SCIARE PER DIVERTIRSI: LA STORIA (TUTTA DA SCRIVERE) DI SABRINA FANCHINI

Sabrina FanchiniTre sorelle cresciute a pane e neve: potrebbe essere questa una buona definizione per Elena, Nadia e Sabrina Fanchini (in rigoroso ordine di età). Native di Lovere, nella parte bergamasca della Val Camonica, vivono da sempre a Montecampione di Artogne, piccolo paradiso che domina la vallata bresciana. Il papà Sandro, addetto agli impianti di risalita, le mette sugli sci sin dalla tenera età, e i risultati sono immediati: le tre ragazze dominano le categorie giovanili, lasciando le briciole alle rivali.

Elena si focalizza gradualmente sulla discesa libera, e in questa disciplina, nonostante moltissimi infortuni, vince la medaglia d’argento ai Mondiali di Santa Caterina Valfurva nel 2005, oltre ad una gara di Coppa del Mondo a Lake Louise; Nadia, talento di cristallo, si aggiudica un supergigante nella magica località canadese e poi, nel 2009, il bronzo iridato in discesa libera. E Sabrina? Sabrina, classe 1988, è la più giovane, la più “piccolina”. Lotta per anni, da vera Leonessa bresciana, sulle piste della Coppa Europa, la challenge continentale dello sci alpino, sperimentando un po’ tutte le discipline. Ma un pizzico di sfortuna e alcune contestabili scelte federali, che la escludono costantemente dalle squadre nazionali, la portano a valutare seriamente l’ipotesi del ritiro, nel corso dell’estate 2010. Poteva finire così? No. Sabrina è una “Fanchini” a tutti gli effetti: testa bassa, riprende a lavorare con gli amici dello Sci Club Rongai e, in questo inverno, ottiene alcuni buoni risultati in Coppa Europa, che le valgono la convocazione per lo slalom speciale di Courchevel in Coppa del Mondo. Sabrina non spreca l’occasione: prima gara e primi punti, nonostante un numero di partenza altissimo. Stesso copione a Semmering, mentre a Zagabria e a Flachau qualche sbavatura di troppo e una fastidiosa influenza le hanno impedito di conquistare altri punti. Abbiamo avuto il piacere di sentire questa brillante ragazza, gentilissima a rispondere alle nostre domande.

Sabrina, cosa ci fa una Fanchini tra i paletti stretti dello slalom?

Mah, veramente non so neanche io cosa ci faccio tra i pali stretti! Lo slalom è sempre stata la disciplina in cui ho fatto più fatica, ma quest’anno ho trovato maggiore serenità che mi ha permesso di andar forte sin da subito in Coppa Europa, ed è andata davvero bene.

Che cosa significa avere due sorelle come Elena e Nadia? Non ti sei mai sentita “obbligata” a ripetere i loro successi?

- - - -

_ISTRUZIONI DEL COMPITO_:
Ricopia senza modifiche il passaggio dell'articolo su Sabrina Fanchini che si apre con le parole contenenti "Sabrina, cosa ci" e si chiude con "andata davvero bene.".

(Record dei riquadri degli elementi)
- - - -

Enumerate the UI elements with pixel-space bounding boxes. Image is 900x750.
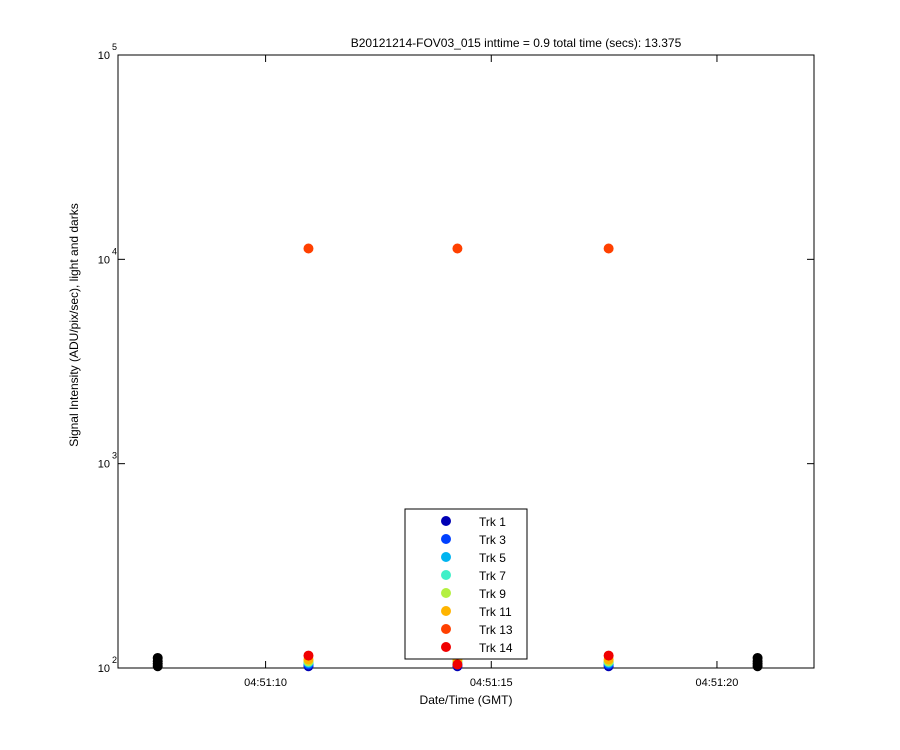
- x-tick-label: 04:51:10: [244, 677, 287, 689]
- data-point: [303, 650, 314, 661]
- legend-label: Trk 13: [479, 623, 513, 637]
- legend-marker: [441, 570, 451, 580]
- legend-label: Trk 5: [479, 551, 506, 565]
- y-tick-label: 10: [98, 663, 110, 675]
- legend-marker: [441, 624, 451, 634]
- data-point: [452, 243, 463, 254]
- legend: Trk 1 Trk 3 Trk 5 Trk 7 Trk 9 Trk 11 Trk 13 Trk…: [404, 508, 528, 660]
- legend-label: Trk 7: [479, 569, 506, 583]
- y-tick-exponent: 4: [112, 246, 117, 256]
- y-tick-label: 10: [98, 459, 110, 471]
- legend-marker: [441, 588, 451, 598]
- data-point: [152, 652, 163, 663]
- legend-label: Trk 11: [479, 605, 512, 619]
- legend-label: Trk 3: [479, 533, 506, 547]
- legend-marker: [441, 516, 451, 526]
- y-tick-label: 10: [98, 50, 110, 62]
- chart-title: B20121214-FOV03_015 inttime = 0.9 total …: [351, 36, 682, 50]
- x-tick-label: 04:51:15: [470, 677, 513, 689]
- y-tick-exponent: 3: [112, 451, 117, 461]
- y-axis-label: Signal Intensity (ADU/pix/sec), light an…: [67, 203, 81, 446]
- data-point: [452, 659, 463, 670]
- y-tick-exponent: 2: [112, 655, 117, 665]
- x-axis-label: Date/Time (GMT): [420, 693, 513, 707]
- x-tick-label: 04:51:20: [696, 677, 739, 689]
- legend-marker: [441, 552, 451, 562]
- legend-marker: [441, 606, 451, 616]
- legend-box: [404, 508, 528, 660]
- legend-marker: [441, 642, 451, 652]
- data-point: [603, 243, 614, 254]
- y-tick-label: 10: [98, 254, 110, 266]
- legend-label: Trk 9: [479, 587, 506, 601]
- legend-label: Trk 14: [479, 641, 513, 655]
- data-point: [603, 650, 614, 661]
- y-tick-exponent: 5: [112, 42, 117, 52]
- data-point: [303, 243, 314, 254]
- legend-label: Trk 1: [479, 515, 506, 529]
- legend-marker: [441, 534, 451, 544]
- data-point: [752, 652, 763, 663]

- - - -

_RISULTATO DEL COMPITO_:
Sabrina, cosa ci fa una Fanchini tra i paletti stretti dello slalom?

Mah, veramente non so neanche io cosa ci faccio tra i pali stretti! Lo slalom è sempre stata la disciplina in cui ho fatto più fatica, ma quest’anno ho trovato maggiore serenità che mi ha permesso di andar forte sin da subito in Coppa Europa, ed è andata davvero bene.